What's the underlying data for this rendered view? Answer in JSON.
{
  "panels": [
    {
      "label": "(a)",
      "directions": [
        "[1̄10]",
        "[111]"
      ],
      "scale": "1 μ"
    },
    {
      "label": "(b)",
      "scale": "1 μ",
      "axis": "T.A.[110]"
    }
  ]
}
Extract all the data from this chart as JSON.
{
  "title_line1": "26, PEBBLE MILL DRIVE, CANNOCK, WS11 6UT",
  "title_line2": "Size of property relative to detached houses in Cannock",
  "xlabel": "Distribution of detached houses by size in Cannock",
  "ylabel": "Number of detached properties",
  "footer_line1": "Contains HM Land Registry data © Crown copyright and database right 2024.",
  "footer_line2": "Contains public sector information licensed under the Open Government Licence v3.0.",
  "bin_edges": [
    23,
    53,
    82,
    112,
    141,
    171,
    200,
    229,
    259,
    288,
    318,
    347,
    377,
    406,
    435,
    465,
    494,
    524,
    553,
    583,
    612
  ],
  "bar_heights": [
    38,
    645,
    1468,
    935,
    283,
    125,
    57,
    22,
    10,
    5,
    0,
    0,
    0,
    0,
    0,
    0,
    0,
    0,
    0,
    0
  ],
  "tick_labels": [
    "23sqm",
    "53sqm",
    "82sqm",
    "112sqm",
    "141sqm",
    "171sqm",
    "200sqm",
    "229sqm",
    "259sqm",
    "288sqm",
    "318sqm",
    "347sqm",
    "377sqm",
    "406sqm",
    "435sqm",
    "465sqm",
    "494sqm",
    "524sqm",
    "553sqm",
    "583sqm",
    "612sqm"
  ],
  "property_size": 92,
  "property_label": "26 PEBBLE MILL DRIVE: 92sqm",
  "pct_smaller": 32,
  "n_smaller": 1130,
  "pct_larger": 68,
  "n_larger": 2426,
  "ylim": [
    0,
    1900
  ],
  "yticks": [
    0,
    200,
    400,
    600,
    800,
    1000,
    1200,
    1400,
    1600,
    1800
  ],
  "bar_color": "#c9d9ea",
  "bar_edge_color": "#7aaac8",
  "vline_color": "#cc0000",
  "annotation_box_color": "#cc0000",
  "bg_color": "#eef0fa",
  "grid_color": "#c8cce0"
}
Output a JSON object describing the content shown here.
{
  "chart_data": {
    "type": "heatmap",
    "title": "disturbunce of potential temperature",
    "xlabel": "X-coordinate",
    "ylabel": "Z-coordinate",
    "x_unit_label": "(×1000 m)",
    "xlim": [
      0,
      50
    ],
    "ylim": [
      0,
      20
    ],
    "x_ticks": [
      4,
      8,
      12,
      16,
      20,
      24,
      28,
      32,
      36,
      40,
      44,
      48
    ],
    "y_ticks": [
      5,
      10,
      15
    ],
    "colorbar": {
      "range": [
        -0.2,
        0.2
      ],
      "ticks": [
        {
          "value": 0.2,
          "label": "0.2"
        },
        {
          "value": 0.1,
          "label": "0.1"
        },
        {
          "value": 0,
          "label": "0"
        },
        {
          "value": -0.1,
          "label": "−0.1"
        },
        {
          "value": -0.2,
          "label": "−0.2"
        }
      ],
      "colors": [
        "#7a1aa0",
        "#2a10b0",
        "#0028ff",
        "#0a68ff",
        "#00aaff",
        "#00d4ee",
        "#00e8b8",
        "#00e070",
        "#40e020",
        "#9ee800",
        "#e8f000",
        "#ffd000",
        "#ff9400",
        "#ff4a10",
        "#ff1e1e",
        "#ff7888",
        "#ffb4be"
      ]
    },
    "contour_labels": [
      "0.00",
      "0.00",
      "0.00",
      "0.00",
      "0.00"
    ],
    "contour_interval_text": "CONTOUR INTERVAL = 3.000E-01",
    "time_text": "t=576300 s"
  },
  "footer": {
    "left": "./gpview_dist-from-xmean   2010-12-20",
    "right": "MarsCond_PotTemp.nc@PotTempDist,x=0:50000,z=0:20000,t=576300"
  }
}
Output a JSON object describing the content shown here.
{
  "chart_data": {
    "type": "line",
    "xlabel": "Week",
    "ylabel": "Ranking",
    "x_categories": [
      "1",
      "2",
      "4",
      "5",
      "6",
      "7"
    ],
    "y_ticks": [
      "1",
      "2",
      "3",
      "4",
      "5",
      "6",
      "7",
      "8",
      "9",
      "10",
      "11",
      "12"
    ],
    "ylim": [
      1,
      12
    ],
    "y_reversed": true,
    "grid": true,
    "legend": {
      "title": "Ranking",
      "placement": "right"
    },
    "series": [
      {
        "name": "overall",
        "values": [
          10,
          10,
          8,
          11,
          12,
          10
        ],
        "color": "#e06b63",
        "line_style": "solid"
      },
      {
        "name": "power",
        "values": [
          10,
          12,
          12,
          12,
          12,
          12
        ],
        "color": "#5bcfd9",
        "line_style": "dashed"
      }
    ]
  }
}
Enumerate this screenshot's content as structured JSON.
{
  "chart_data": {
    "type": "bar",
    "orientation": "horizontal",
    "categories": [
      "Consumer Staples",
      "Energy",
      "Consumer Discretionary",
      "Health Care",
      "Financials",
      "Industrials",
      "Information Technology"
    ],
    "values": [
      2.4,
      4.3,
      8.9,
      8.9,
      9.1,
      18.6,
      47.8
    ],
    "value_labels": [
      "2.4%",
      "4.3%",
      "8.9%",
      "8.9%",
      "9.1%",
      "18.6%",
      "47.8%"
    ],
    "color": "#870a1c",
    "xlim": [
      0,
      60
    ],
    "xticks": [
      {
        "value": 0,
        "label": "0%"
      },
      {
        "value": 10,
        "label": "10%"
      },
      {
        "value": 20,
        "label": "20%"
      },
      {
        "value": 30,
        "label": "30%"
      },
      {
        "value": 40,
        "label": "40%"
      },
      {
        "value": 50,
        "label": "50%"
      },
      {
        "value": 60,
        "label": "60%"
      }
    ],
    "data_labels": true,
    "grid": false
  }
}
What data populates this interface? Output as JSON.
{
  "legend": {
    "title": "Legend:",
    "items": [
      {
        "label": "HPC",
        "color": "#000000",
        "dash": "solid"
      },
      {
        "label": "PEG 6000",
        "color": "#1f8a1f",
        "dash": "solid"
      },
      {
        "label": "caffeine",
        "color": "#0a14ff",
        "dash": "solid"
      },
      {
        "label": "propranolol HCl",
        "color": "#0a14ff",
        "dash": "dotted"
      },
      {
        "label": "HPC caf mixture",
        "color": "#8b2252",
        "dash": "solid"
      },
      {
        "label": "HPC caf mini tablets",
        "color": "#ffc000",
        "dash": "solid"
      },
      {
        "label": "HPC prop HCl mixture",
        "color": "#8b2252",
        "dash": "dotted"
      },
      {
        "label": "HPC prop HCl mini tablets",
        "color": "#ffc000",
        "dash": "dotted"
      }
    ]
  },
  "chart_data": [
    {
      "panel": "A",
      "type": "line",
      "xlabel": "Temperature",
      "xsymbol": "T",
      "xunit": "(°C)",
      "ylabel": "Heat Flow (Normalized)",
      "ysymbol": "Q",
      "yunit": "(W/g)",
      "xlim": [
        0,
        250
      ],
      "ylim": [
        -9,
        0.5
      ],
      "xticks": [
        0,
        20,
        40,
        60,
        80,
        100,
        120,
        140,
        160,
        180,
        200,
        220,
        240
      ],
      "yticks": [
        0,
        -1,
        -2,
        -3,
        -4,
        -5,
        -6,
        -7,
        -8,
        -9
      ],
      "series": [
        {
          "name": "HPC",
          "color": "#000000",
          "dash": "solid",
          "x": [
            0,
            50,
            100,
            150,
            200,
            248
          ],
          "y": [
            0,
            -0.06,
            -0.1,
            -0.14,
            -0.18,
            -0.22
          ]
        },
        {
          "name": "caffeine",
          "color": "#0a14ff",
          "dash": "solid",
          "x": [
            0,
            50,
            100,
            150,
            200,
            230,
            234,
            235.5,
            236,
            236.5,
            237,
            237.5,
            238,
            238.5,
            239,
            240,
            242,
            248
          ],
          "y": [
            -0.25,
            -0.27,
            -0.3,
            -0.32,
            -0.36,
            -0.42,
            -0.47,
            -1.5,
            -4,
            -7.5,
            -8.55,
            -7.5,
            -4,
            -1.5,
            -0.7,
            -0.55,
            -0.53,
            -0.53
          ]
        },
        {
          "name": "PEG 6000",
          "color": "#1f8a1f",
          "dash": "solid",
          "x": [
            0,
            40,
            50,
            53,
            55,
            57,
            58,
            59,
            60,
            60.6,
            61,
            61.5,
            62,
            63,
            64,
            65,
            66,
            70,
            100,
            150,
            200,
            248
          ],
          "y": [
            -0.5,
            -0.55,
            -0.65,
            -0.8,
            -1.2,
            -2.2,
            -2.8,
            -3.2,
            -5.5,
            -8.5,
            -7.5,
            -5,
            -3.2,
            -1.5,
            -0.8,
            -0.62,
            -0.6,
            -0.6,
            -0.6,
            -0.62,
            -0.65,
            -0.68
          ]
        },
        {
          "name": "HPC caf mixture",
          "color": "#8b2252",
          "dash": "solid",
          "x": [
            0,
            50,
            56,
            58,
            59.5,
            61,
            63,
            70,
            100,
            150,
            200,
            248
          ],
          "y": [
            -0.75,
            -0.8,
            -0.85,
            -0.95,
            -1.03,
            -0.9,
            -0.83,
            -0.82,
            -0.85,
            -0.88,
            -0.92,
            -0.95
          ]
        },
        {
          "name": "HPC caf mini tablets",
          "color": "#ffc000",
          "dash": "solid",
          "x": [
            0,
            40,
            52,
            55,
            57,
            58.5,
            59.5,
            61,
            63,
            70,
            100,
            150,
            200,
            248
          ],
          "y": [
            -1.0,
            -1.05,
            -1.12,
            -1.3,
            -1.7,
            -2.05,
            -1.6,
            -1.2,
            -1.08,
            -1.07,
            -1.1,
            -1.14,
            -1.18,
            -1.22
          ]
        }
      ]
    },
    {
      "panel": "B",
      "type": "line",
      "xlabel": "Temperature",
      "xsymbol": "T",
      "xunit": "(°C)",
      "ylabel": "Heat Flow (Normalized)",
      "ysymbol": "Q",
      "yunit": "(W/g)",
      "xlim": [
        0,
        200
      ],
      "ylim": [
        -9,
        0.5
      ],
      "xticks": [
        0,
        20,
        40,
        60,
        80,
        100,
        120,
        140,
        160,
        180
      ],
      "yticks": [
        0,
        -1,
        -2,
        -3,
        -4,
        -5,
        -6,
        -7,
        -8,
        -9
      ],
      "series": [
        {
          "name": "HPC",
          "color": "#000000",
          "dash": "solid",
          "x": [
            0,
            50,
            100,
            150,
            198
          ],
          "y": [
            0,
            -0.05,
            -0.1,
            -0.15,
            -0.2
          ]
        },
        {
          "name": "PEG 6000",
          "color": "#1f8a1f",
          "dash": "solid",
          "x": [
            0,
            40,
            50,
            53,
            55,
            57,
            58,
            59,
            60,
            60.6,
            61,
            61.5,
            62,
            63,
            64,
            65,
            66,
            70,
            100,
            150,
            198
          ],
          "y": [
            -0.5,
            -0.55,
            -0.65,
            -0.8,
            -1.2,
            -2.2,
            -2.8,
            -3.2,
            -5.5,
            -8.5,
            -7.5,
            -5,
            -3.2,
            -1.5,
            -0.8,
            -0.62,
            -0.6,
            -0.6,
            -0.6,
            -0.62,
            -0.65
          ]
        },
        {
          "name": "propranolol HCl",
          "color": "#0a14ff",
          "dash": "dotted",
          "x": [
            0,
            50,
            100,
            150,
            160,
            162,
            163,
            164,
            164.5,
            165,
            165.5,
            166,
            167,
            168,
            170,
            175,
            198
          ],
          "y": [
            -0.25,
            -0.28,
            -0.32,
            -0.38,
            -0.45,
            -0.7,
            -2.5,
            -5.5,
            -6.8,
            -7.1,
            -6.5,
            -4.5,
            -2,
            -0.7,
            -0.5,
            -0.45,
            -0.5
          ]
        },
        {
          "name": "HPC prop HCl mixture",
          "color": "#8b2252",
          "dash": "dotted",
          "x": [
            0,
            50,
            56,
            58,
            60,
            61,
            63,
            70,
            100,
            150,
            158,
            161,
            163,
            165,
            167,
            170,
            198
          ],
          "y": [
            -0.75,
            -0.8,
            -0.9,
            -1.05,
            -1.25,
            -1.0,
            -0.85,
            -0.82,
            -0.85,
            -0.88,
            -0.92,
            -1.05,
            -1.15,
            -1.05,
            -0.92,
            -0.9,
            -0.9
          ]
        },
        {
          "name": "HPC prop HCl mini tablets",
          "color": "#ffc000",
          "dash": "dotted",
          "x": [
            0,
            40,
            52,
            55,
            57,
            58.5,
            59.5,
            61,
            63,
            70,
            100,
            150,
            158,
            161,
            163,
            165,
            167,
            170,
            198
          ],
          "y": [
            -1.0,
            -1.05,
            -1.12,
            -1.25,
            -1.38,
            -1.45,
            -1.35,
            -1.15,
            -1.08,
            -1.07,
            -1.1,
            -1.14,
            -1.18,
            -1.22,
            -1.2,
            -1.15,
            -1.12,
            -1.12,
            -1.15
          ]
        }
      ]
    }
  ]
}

◇ ◇ ◇

→ Goal
Copy each line from the records above that includes the string "tablets".

→ Correct output
        "label": "HPC caf mini tablets",
        "label": "HPC prop HCl mini tablets",
          "name": "HPC caf mini tablets",
          "name": "HPC prop HCl mini tablets",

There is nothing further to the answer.